* Begin *
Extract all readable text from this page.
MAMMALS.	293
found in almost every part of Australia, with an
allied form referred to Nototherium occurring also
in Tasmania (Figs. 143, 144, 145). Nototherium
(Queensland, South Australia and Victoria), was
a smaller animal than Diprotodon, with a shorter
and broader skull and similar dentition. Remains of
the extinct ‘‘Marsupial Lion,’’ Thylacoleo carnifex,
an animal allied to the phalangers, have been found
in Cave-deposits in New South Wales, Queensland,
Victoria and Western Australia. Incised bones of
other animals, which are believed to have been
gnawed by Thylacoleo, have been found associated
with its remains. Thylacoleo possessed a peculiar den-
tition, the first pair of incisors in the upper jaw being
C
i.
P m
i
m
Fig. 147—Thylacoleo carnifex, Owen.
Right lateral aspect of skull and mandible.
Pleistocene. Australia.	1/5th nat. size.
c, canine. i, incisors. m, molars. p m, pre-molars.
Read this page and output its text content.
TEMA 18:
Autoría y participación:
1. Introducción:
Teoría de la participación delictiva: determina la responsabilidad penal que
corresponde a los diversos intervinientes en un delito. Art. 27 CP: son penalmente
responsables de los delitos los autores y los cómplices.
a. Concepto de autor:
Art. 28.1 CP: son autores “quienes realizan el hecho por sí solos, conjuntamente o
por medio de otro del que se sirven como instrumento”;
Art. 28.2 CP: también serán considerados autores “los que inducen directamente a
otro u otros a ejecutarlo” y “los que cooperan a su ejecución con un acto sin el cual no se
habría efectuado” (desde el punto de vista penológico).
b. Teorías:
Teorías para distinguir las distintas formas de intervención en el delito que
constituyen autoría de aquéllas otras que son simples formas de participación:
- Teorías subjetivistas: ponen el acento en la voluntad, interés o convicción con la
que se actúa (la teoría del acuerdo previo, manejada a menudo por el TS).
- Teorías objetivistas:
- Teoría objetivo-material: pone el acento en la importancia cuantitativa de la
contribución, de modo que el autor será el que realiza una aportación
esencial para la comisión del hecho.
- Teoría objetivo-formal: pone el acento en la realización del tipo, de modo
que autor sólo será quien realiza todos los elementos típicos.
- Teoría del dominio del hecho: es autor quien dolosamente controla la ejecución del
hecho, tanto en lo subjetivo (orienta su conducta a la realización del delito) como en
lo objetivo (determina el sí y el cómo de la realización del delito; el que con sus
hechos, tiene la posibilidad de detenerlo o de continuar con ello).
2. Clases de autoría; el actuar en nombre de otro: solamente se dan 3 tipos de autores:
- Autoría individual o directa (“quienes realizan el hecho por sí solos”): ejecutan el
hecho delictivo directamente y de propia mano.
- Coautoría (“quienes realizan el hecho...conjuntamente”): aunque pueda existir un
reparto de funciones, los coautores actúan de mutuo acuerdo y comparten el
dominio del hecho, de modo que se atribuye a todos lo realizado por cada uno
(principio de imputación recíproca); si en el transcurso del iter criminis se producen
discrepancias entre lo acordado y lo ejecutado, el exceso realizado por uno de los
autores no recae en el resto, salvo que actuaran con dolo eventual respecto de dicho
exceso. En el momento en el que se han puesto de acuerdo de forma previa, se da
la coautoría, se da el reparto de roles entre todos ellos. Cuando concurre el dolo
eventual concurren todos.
* End *
▶ _Exercise prompt_: Take the entries above and transcribe them exactly.

▶ _Exercise output_:
Extract all readable text from this page.
MAMMALS.	293
found in almost every part of Australia, with an
allied form referred to Nototherium occurring also
in Tasmania (Figs. 143, 144, 145). Nototherium
(Queensland, South Australia and Victoria), was
a smaller animal than Diprotodon, with a shorter
and broader skull and similar dentition. Remains of
the extinct ‘‘Marsupial Lion,’’ Thylacoleo carnifex,
an animal allied to the phalangers, have been found
in Cave-deposits in New South Wales, Queensland,
Victoria and Western Australia. Incised bones of
other animals, which are believed to have been
gnawed by Thylacoleo, have been found associated
with its remains. Thylacoleo possessed a peculiar den-
tition, the first pair of incisors in the upper jaw being
C
i.
P m
i
m
Fig. 147—Thylacoleo carnifex, Owen.
Right lateral aspect of skull and mandible.
Pleistocene. Australia.	1/5th nat. size.
c, canine. i, incisors. m, molars. p m, pre-molars.
Read this page and output its text content.
TEMA 18:
Autoría y participación:
1. Introducción:
Teoría de la participación delictiva: determina la responsabilidad penal que
corresponde a los diversos intervinientes en un delito. Art. 27 CP: son penalmente
responsables de los delitos los autores y los cómplices.
a. Concepto de autor:
Art. 28.1 CP: son autores “quienes realizan el hecho por sí solos, conjuntamente o
por medio de otro del que se sirven como instrumento”;
Art. 28.2 CP: también serán considerados autores “los que inducen directamente a
otro u otros a ejecutarlo” y “los que cooperan a su ejecución con un acto sin el cual no se
habría efectuado” (desde el punto de vista penológico).
b. Teorías:
Teorías para distinguir las distintas formas de intervención en el delito que
constituyen autoría de aquéllas otras que son simples formas de participación:
- Teorías subjetivistas: ponen el acento en la voluntad, interés o convicción con la
que se actúa (la teoría del acuerdo previo, manejada a menudo por el TS).
- Teorías objetivistas:
- Teoría objetivo-material: pone el acento en la importancia cuantitativa de la
contribución, de modo que el autor será el que realiza una aportación
esencial para la comisión del hecho.
- Teoría objetivo-formal: pone el acento en la realización del tipo, de modo
que autor sólo será quien realiza todos los elementos típicos.
- Teoría del dominio del hecho: es autor quien dolosamente controla la ejecución del
hecho, tanto en lo subjetivo (orienta su conducta a la realización del delito) como en
lo objetivo (determina el sí y el cómo de la realización del delito; el que con sus
hechos, tiene la posibilidad de detenerlo o de continuar con ello).
2. Clases de autoría; el actuar en nombre de otro: solamente se dan 3 tipos de autores:
- Autoría individual o directa (“quienes realizan el hecho por sí solos”): ejecutan el
hecho delictivo directamente y de propia mano.
- Coautoría (“quienes realizan el hecho...conjuntamente”): aunque pueda existir un
reparto de funciones, los coautores actúan de mutuo acuerdo y comparten el
dominio del hecho, de modo que se atribuye a todos lo realizado por cada uno
(principio de imputación recíproca); si en el transcurso del iter criminis se producen
discrepancias entre lo acordado y lo ejecutado, el exceso realizado por uno de los
autores no recae en el resto, salvo que actuaran con dolo eventual respecto de dicho
exceso. En el momento en el que se han puesto de acuerdo de forma previa, se da
la coautoría, se da el reparto de roles entre todos ellos. Cuando concurre el dolo
eventual concurren todos.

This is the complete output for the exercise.